* DATA PROVIDED *
________

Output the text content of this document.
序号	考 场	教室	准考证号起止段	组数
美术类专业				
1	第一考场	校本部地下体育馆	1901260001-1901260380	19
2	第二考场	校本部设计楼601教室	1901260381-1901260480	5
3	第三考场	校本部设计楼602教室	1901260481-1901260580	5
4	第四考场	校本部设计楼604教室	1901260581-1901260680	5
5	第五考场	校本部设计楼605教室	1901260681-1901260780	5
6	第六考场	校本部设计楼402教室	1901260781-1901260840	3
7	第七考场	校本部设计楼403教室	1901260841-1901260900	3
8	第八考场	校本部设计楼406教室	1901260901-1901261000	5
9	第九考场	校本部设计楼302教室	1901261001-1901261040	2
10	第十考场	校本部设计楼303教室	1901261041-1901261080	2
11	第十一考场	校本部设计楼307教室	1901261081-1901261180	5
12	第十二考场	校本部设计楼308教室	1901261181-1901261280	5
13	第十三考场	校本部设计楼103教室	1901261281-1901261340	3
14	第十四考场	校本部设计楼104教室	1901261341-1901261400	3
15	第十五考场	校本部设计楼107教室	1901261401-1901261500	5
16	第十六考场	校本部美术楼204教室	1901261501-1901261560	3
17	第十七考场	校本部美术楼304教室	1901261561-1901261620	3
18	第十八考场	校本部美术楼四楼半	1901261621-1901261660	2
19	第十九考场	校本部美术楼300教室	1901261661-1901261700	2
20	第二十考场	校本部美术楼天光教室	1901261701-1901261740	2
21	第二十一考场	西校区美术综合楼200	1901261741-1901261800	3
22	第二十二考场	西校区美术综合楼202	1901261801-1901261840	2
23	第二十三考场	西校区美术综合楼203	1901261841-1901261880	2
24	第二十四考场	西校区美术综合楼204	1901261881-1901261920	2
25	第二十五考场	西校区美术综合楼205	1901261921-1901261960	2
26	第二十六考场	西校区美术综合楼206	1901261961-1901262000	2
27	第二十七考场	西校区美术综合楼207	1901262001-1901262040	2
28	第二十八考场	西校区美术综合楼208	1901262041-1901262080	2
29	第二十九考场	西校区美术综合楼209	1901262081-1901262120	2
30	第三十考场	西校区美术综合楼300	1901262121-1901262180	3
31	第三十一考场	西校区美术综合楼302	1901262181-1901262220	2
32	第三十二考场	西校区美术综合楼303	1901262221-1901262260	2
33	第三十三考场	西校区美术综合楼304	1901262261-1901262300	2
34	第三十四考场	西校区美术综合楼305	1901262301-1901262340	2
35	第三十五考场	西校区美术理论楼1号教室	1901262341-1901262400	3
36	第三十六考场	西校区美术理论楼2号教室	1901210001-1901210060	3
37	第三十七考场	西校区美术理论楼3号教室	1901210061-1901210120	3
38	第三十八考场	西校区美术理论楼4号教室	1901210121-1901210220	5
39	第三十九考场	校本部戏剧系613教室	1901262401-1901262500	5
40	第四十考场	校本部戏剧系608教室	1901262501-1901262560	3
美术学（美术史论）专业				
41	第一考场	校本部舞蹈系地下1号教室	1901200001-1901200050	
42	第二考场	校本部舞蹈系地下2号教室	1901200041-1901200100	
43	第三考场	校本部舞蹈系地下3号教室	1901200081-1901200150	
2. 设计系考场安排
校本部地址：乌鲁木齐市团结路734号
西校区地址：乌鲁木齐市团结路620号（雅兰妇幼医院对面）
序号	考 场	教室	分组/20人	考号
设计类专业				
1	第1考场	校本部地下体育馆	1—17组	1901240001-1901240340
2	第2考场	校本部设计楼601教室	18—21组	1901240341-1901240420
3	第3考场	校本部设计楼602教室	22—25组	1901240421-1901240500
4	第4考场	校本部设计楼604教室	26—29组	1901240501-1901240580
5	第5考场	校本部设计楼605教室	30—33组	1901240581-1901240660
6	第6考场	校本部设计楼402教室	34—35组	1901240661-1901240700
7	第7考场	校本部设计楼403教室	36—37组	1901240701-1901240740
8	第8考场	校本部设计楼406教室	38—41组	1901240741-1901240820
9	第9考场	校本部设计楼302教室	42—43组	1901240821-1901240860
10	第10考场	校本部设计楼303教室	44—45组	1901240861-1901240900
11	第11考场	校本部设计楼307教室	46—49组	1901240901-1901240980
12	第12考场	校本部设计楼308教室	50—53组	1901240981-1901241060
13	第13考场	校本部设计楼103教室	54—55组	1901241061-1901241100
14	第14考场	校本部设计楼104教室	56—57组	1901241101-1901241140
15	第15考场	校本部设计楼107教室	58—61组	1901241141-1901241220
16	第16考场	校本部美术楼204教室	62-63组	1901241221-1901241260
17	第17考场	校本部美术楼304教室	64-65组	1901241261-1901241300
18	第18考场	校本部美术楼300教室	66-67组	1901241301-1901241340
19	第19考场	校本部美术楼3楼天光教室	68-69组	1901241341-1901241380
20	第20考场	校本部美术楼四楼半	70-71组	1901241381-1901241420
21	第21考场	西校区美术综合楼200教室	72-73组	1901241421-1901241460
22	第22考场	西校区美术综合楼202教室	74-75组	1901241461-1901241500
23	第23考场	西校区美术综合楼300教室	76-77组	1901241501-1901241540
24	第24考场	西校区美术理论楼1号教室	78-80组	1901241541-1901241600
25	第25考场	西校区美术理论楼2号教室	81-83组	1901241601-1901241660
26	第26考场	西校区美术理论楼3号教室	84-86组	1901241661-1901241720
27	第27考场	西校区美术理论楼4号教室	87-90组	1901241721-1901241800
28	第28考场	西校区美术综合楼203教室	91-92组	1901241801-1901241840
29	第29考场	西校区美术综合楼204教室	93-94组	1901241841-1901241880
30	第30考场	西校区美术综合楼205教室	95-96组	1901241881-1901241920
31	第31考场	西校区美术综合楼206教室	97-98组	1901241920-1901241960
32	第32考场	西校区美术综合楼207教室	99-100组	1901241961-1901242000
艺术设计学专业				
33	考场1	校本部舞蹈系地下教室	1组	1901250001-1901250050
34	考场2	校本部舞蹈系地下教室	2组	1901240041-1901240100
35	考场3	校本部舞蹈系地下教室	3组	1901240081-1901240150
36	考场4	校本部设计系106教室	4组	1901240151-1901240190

________

* INSTRUCTION *
Reproduce each line of the material above precisely.

* EXPECTED ANSWER *
Output the text content of this document.
序号	考 场	教室	准考证号起止段	组数
美术类专业				
1	第一考场	校本部地下体育馆	1901260001-1901260380	19
2	第二考场	校本部设计楼601教室	1901260381-1901260480	5
3	第三考场	校本部设计楼602教室	1901260481-1901260580	5
4	第四考场	校本部设计楼604教室	1901260581-1901260680	5
5	第五考场	校本部设计楼605教室	1901260681-1901260780	5
6	第六考场	校本部设计楼402教室	1901260781-1901260840	3
7	第七考场	校本部设计楼403教室	1901260841-1901260900	3
8	第八考场	校本部设计楼406教室	1901260901-1901261000	5
9	第九考场	校本部设计楼302教室	1901261001-1901261040	2
10	第十考场	校本部设计楼303教室	1901261041-1901261080	2
11	第十一考场	校本部设计楼307教室	1901261081-1901261180	5
12	第十二考场	校本部设计楼308教室	1901261181-1901261280	5
13	第十三考场	校本部设计楼103教室	1901261281-1901261340	3
14	第十四考场	校本部设计楼104教室	1901261341-1901261400	3
15	第十五考场	校本部设计楼107教室	1901261401-1901261500	5
16	第十六考场	校本部美术楼204教室	1901261501-1901261560	3
17	第十七考场	校本部美术楼304教室	1901261561-1901261620	3
18	第十八考场	校本部美术楼四楼半	1901261621-1901261660	2
19	第十九考场	校本部美术楼300教室	1901261661-1901261700	2
20	第二十考场	校本部美术楼天光教室	1901261701-1901261740	2
21	第二十一考场	西校区美术综合楼200	1901261741-1901261800	3
22	第二十二考场	西校区美术综合楼202	1901261801-1901261840	2
23	第二十三考场	西校区美术综合楼203	1901261841-1901261880	2
24	第二十四考场	西校区美术综合楼204	1901261881-1901261920	2
25	第二十五考场	西校区美术综合楼205	1901261921-1901261960	2
26	第二十六考场	西校区美术综合楼206	1901261961-1901262000	2
27	第二十七考场	西校区美术综合楼207	1901262001-1901262040	2
28	第二十八考场	西校区美术综合楼208	1901262041-1901262080	2
29	第二十九考场	西校区美术综合楼209	1901262081-1901262120	2
30	第三十考场	西校区美术综合楼300	1901262121-1901262180	3
31	第三十一考场	西校区美术综合楼302	1901262181-1901262220	2
32	第三十二考场	西校区美术综合楼303	1901262221-1901262260	2
33	第三十三考场	西校区美术综合楼304	1901262261-1901262300	2
34	第三十四考场	西校区美术综合楼305	1901262301-1901262340	2
35	第三十五考场	西校区美术理论楼1号教室	1901262341-1901262400	3
36	第三十六考场	西校区美术理论楼2号教室	1901210001-1901210060	3
37	第三十七考场	西校区美术理论楼3号教室	1901210061-1901210120	3
38	第三十八考场	西校区美术理论楼4号教室	1901210121-1901210220	5
39	第三十九考场	校本部戏剧系613教室	1901262401-1901262500	5
40	第四十考场	校本部戏剧系608教室	1901262501-1901262560	3
美术学（美术史论）专业				
41	第一考场	校本部舞蹈系地下1号教室	1901200001-1901200050	
42	第二考场	校本部舞蹈系地下2号教室	1901200041-1901200100	
43	第三考场	校本部舞蹈系地下3号教室	1901200081-1901200150	
2. 设计系考场安排
校本部地址：乌鲁木齐市团结路734号
西校区地址：乌鲁木齐市团结路620号（雅兰妇幼医院对面）
序号	考 场	教室	分组/20人	考号
设计类专业				
1	第1考场	校本部地下体育馆	1—17组	1901240001-1901240340
2	第2考场	校本部设计楼601教室	18—21组	1901240341-1901240420
3	第3考场	校本部设计楼602教室	22—25组	1901240421-1901240500
4	第4考场	校本部设计楼604教室	26—29组	1901240501-1901240580
5	第5考场	校本部设计楼605教室	30—33组	1901240581-1901240660
6	第6考场	校本部设计楼402教室	34—35组	1901240661-1901240700
7	第7考场	校本部设计楼403教室	36—37组	1901240701-1901240740
8	第8考场	校本部设计楼406教室	38—41组	1901240741-1901240820
9	第9考场	校本部设计楼302教室	42—43组	1901240821-1901240860
10	第10考场	校本部设计楼303教室	44—45组	1901240861-1901240900
11	第11考场	校本部设计楼307教室	46—49组	1901240901-1901240980
12	第12考场	校本部设计楼308教室	50—53组	1901240981-1901241060
13	第13考场	校本部设计楼103教室	54—55组	1901241061-1901241100
14	第14考场	校本部设计楼104教室	56—57组	1901241101-1901241140
15	第15考场	校本部设计楼107教室	58—61组	1901241141-1901241220
16	第16考场	校本部美术楼204教室	62-63组	1901241221-1901241260
17	第17考场	校本部美术楼304教室	64-65组	1901241261-1901241300
18	第18考场	校本部美术楼300教室	66-67组	1901241301-1901241340
19	第19考场	校本部美术楼3楼天光教室	68-69组	1901241341-1901241380
20	第20考场	校本部美术楼四楼半	70-71组	1901241381-1901241420
21	第21考场	西校区美术综合楼200教室	72-73组	1901241421-1901241460
22	第22考场	西校区美术综合楼202教室	74-75组	1901241461-1901241500
23	第23考场	西校区美术综合楼300教室	76-77组	1901241501-1901241540
24	第24考场	西校区美术理论楼1号教室	78-80组	1901241541-1901241600
25	第25考场	西校区美术理论楼2号教室	81-83组	1901241601-1901241660
26	第26考场	西校区美术理论楼3号教室	84-86组	1901241661-1901241720
27	第27考场	西校区美术理论楼4号教室	87-90组	1901241721-1901241800
28	第28考场	西校区美术综合楼203教室	91-92组	1901241801-1901241840
29	第29考场	西校区美术综合楼204教室	93-94组	1901241841-1901241880
30	第30考场	西校区美术综合楼205教室	95-96组	1901241881-1901241920
31	第31考场	西校区美术综合楼206教室	97-98组	1901241920-1901241960
32	第32考场	西校区美术综合楼207教室	99-100组	1901241961-1901242000
艺术设计学专业				
33	考场1	校本部舞蹈系地下教室	1组	1901250001-1901250050
34	考场2	校本部舞蹈系地下教室	2组	1901240041-1901240100
35	考场3	校本部舞蹈系地下教室	3组	1901240081-1901240150
36	考场4	校本部设计系106教室	4组	1901240151-1901240190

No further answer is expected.